What the task asks: In the listing that follows, how many lines contain the string "Supply"? Provide only the number.

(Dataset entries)
========

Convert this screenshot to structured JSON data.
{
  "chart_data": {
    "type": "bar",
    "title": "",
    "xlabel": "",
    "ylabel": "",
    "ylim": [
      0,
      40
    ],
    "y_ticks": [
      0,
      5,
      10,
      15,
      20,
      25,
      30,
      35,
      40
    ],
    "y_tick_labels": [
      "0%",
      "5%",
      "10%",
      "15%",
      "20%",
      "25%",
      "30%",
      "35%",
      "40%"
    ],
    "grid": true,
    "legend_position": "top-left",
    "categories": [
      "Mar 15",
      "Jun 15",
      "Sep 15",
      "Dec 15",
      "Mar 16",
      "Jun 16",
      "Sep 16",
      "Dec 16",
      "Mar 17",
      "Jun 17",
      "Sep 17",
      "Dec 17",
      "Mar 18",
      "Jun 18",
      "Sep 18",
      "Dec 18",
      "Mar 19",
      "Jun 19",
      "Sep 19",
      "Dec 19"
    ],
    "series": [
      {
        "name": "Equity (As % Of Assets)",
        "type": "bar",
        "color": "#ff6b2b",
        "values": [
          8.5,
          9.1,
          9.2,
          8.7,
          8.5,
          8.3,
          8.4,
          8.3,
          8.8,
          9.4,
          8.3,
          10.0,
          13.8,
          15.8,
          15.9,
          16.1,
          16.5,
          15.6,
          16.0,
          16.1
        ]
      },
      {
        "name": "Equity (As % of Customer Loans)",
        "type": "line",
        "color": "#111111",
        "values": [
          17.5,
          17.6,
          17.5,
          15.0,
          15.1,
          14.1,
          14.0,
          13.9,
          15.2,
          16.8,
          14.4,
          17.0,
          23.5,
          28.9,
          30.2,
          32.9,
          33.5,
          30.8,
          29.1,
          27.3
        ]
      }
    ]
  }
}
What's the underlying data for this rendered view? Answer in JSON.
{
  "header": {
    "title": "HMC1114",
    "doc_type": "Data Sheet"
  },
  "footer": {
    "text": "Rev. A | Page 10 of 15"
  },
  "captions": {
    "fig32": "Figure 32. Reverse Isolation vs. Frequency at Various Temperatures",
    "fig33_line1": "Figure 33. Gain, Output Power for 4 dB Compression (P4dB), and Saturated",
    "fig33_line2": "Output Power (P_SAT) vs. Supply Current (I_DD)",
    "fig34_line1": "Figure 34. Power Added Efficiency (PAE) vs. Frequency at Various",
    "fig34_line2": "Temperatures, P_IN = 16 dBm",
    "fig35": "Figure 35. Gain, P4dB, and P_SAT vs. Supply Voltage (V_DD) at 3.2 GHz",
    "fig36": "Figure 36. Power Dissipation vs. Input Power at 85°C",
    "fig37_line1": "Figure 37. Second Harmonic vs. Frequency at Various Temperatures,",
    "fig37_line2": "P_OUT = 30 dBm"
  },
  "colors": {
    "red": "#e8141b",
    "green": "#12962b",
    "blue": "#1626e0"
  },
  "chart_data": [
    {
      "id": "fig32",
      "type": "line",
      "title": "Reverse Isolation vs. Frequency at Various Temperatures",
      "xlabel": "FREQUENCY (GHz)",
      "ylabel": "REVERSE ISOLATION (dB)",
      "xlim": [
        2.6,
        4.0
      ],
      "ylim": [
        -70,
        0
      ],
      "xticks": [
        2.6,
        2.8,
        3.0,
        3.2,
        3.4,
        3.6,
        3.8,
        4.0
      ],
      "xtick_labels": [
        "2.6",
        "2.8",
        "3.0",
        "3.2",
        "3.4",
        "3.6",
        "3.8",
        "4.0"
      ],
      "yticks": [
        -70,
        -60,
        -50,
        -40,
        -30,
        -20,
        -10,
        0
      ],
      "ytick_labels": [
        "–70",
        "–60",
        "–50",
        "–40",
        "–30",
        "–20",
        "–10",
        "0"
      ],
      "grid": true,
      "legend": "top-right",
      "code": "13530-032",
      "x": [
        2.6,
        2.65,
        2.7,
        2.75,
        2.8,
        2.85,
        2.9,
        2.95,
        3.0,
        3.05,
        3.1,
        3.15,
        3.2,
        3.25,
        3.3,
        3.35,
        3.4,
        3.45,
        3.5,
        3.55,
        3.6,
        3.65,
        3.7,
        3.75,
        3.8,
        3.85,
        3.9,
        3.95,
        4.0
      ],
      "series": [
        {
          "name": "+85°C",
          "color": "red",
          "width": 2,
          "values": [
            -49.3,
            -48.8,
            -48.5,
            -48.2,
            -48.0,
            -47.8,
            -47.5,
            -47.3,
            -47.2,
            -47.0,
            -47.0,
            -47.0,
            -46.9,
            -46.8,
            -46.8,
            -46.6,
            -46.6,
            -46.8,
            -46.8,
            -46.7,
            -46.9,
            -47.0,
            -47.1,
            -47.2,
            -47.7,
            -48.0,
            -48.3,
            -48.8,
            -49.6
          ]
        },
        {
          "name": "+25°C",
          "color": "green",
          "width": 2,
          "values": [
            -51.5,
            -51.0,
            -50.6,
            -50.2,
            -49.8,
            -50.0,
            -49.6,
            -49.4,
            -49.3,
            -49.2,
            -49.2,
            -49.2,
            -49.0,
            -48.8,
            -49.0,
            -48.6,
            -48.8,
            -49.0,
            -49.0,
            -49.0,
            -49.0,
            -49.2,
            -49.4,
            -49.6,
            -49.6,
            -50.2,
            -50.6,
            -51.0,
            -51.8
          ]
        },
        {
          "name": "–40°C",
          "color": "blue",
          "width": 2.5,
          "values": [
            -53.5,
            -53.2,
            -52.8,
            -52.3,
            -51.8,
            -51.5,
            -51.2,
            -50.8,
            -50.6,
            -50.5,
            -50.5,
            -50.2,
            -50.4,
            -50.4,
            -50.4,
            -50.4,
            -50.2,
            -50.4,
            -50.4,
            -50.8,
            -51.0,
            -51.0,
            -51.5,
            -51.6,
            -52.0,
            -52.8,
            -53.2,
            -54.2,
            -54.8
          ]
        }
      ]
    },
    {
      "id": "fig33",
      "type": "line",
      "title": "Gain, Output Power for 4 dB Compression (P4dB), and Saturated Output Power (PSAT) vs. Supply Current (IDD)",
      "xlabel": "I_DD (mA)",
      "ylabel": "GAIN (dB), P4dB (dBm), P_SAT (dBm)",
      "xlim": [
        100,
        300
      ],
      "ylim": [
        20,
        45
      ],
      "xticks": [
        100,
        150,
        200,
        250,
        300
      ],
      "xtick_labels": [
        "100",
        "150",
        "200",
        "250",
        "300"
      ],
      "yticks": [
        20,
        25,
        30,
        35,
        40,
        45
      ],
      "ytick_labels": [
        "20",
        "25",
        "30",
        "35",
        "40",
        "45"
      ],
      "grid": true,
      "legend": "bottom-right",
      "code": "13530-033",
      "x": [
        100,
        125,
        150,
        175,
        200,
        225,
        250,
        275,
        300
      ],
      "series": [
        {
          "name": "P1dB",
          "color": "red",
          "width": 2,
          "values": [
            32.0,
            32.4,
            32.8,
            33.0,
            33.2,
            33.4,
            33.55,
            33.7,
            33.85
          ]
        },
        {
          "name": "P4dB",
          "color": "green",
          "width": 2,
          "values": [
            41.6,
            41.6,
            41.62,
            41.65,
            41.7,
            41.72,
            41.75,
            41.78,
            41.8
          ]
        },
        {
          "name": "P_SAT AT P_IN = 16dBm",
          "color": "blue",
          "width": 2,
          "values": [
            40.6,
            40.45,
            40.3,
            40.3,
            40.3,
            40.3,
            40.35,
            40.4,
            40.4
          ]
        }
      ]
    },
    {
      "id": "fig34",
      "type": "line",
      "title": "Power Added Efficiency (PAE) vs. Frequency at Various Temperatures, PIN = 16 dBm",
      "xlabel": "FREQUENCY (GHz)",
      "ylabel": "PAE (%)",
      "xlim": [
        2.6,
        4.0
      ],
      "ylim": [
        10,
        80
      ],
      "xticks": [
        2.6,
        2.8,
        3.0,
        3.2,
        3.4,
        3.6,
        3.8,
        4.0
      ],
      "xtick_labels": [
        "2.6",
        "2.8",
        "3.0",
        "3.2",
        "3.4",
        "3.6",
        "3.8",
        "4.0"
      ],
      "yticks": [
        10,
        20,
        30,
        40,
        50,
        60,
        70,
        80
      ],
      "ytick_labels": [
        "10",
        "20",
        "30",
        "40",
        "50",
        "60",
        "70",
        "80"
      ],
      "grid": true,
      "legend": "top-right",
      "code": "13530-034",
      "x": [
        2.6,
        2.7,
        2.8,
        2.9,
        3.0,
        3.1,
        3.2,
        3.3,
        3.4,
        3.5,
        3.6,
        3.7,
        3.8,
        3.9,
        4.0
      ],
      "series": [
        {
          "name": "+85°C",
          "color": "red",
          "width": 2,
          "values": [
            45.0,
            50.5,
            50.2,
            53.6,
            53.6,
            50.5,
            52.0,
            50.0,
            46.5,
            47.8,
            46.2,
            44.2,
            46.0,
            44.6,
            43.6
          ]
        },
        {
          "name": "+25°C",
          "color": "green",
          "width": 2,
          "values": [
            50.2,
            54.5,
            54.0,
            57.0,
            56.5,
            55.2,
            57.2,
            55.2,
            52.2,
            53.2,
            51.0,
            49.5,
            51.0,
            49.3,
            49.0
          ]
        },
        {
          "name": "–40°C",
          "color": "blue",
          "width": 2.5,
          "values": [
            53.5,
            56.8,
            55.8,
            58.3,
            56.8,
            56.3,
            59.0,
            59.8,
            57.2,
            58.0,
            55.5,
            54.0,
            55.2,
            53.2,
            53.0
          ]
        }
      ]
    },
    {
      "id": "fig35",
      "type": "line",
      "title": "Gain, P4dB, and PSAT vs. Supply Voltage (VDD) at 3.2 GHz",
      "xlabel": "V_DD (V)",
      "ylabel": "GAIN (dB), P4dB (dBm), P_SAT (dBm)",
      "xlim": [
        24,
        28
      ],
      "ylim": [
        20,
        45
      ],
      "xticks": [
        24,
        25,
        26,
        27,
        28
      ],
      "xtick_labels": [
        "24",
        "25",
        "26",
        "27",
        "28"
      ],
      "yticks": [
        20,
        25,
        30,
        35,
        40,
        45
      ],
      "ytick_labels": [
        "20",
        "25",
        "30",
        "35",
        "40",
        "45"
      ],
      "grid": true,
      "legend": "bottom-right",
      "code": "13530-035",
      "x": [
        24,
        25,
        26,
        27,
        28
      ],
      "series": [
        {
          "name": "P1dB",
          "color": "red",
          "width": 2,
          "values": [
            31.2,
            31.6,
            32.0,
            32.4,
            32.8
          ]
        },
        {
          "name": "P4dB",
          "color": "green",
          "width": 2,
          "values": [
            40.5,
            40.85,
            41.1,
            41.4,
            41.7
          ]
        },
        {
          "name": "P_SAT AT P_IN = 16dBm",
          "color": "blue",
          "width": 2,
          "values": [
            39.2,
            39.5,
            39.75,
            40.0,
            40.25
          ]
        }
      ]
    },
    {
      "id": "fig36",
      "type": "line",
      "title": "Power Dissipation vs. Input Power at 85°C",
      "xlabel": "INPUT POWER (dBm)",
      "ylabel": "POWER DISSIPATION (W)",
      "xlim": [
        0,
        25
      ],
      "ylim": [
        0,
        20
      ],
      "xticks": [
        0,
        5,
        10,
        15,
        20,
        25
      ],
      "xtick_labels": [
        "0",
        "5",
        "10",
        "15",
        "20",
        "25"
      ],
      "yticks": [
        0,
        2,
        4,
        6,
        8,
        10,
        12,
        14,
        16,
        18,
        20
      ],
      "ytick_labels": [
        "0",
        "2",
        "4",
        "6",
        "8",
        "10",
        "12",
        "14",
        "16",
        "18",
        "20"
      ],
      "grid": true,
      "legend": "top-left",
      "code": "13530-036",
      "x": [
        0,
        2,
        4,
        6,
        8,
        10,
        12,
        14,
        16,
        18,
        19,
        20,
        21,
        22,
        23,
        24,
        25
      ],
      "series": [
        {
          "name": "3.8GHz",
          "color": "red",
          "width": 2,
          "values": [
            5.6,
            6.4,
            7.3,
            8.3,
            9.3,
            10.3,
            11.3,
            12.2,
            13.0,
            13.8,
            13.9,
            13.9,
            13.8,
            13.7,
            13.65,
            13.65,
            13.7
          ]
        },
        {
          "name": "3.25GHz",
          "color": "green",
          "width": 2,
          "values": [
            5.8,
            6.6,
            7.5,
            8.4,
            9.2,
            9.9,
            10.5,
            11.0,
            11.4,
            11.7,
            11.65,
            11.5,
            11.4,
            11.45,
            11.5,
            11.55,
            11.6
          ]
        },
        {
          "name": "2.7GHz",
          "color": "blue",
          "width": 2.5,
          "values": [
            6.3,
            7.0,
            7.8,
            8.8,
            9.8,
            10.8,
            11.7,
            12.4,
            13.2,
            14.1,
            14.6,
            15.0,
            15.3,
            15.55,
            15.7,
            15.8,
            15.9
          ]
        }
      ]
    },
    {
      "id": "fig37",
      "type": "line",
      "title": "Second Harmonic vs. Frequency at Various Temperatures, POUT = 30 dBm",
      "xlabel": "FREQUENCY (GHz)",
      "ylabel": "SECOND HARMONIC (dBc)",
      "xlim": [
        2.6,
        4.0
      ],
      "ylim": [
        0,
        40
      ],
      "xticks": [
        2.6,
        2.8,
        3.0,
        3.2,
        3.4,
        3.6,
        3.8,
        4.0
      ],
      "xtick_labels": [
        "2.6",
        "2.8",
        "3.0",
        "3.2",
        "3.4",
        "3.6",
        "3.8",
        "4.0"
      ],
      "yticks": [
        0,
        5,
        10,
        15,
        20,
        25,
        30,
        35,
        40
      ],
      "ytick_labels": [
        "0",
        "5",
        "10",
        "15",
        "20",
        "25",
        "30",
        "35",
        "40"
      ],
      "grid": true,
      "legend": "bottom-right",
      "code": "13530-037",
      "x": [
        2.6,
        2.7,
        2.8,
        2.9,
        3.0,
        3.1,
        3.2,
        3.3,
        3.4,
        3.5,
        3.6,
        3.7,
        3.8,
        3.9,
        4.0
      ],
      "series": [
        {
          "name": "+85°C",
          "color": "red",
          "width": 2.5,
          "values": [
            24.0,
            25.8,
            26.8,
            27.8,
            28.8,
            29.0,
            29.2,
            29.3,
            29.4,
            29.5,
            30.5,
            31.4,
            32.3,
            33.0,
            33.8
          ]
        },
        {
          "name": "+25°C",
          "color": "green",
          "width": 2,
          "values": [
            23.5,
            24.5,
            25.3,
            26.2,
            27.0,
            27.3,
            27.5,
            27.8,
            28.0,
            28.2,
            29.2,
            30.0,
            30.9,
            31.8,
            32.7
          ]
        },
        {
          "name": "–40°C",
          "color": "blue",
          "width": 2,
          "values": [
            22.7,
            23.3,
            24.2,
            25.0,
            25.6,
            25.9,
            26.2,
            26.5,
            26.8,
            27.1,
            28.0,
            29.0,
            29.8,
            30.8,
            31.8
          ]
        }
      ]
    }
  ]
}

========

Solution: 4